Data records
[START]

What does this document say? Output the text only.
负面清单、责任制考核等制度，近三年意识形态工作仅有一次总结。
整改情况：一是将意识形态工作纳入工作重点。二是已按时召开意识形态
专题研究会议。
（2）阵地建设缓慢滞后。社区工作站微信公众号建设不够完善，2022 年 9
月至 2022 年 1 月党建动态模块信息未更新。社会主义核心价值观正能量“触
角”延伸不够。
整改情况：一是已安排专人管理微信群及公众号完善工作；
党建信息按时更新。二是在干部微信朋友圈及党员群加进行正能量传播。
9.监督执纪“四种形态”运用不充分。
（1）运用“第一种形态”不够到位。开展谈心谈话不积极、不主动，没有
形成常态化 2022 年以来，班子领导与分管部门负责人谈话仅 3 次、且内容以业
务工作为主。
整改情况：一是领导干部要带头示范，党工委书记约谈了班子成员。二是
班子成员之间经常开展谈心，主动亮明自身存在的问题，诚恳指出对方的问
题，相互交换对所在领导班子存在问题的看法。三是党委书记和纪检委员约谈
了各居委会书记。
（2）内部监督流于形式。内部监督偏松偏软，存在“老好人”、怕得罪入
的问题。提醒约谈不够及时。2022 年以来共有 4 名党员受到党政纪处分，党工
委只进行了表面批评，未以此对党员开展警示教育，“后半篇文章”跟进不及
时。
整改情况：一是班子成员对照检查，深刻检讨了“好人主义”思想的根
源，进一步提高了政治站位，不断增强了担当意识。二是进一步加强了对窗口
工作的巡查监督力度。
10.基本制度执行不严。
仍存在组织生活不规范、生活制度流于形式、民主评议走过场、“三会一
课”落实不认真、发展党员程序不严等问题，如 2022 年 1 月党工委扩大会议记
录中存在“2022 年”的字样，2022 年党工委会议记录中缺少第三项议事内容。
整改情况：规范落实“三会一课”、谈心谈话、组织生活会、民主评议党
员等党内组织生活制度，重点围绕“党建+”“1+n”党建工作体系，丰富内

[END]

◆ WORK TO DO: In the lines above, find each one with "整改情况" and list it.

◆ EXERCISE SOLUTION:
整改情况：一是将意识形态工作纳入工作重点。二是已按时召开意识形态
整改情况：一是已安排专人管理微信群及公众号完善工作；
整改情况：一是领导干部要带头示范，党工委书记约谈了班子成员。二是
整改情况：一是班子成员对照检查，深刻检讨了“好人主义”思想的根
整改情况：规范落实“三会一课”、谈心谈话、组织生活会、民主评议党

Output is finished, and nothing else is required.